>> begin DATA TO PROCESS

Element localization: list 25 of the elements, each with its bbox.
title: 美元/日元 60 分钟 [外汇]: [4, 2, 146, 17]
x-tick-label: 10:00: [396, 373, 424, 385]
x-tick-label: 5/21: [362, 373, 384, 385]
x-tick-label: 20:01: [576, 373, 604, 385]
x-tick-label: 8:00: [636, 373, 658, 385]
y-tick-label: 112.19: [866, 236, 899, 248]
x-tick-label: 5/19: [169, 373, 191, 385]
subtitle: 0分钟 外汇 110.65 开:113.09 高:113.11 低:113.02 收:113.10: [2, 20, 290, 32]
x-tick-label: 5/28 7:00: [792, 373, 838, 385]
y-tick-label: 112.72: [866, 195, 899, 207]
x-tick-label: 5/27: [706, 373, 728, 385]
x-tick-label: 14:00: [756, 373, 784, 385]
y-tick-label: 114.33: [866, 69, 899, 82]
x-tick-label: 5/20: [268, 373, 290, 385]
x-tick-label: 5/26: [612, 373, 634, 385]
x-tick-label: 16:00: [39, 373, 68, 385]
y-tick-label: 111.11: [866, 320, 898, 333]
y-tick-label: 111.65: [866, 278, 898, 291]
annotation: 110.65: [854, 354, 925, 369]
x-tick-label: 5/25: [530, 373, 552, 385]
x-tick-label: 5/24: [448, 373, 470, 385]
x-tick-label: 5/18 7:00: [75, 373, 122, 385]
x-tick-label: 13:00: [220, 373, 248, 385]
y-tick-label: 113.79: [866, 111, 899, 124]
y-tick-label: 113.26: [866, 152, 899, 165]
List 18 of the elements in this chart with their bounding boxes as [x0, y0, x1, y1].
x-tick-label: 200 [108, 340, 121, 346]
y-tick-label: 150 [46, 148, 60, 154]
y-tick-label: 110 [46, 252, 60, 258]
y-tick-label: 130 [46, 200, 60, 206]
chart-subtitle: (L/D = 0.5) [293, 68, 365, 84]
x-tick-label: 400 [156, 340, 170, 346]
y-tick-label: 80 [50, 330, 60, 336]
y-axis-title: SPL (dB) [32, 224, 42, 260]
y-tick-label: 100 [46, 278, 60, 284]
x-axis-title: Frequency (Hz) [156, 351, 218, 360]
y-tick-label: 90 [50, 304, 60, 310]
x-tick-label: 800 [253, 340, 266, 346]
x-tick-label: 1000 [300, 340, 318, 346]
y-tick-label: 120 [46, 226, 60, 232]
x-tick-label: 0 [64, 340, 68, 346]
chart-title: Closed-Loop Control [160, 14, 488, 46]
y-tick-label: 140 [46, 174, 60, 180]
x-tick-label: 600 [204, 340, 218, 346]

>> end DATA TO PROCESS

## [AIM]
Copy out every line of the records above with no changes.

## [ANSWER TO THIS EXERCISE]
Element localization: list 25 of the elements, each with its bbox.
title: 美元/日元 60 分钟 [外汇]: [4, 2, 146, 17]
x-tick-label: 10:00: [396, 373, 424, 385]
x-tick-label: 5/21: [362, 373, 384, 385]
x-tick-label: 20:01: [576, 373, 604, 385]
x-tick-label: 8:00: [636, 373, 658, 385]
y-tick-label: 112.19: [866, 236, 899, 248]
x-tick-label: 5/19: [169, 373, 191, 385]
subtitle: 0分钟 外汇 110.65 开:113.09 高:113.11 低:113.02 收:113.10: [2, 20, 290, 32]
x-tick-label: 5/28 7:00: [792, 373, 838, 385]
y-tick-label: 112.72: [866, 195, 899, 207]
x-tick-label: 5/27: [706, 373, 728, 385]
x-tick-label: 14:00: [756, 373, 784, 385]
y-tick-label: 114.33: [866, 69, 899, 82]
x-tick-label: 5/20: [268, 373, 290, 385]
x-tick-label: 5/26: [612, 373, 634, 385]
x-tick-label: 16:00: [39, 373, 68, 385]
y-tick-label: 111.11: [866, 320, 898, 333]
y-tick-label: 111.65: [866, 278, 898, 291]
annotation: 110.65: [854, 354, 925, 369]
x-tick-label: 5/25: [530, 373, 552, 385]
x-tick-label: 5/24: [448, 373, 470, 385]
x-tick-label: 5/18 7:00: [75, 373, 122, 385]
x-tick-label: 13:00: [220, 373, 248, 385]
y-tick-label: 113.79: [866, 111, 899, 124]
y-tick-label: 113.26: [866, 152, 899, 165]
List 18 of the elements in this chart with their bounding boxes as [x0, y0, x1, y1].
x-tick-label: 200 [108, 340, 121, 346]
y-tick-label: 150 [46, 148, 60, 154]
y-tick-label: 110 [46, 252, 60, 258]
y-tick-label: 130 [46, 200, 60, 206]
chart-subtitle: (L/D = 0.5) [293, 68, 365, 84]
x-tick-label: 400 [156, 340, 170, 346]
y-tick-label: 80 [50, 330, 60, 336]
y-axis-title: SPL (dB) [32, 224, 42, 260]
y-tick-label: 100 [46, 278, 60, 284]
x-axis-title: Frequency (Hz) [156, 351, 218, 360]
y-tick-label: 90 [50, 304, 60, 310]
x-tick-label: 800 [253, 340, 266, 346]
x-tick-label: 1000 [300, 340, 318, 346]
y-tick-label: 120 [46, 226, 60, 232]
x-tick-label: 0 [64, 340, 68, 346]
chart-title: Closed-Loop Control [160, 14, 488, 46]
y-tick-label: 140 [46, 174, 60, 180]
x-tick-label: 600 [204, 340, 218, 346]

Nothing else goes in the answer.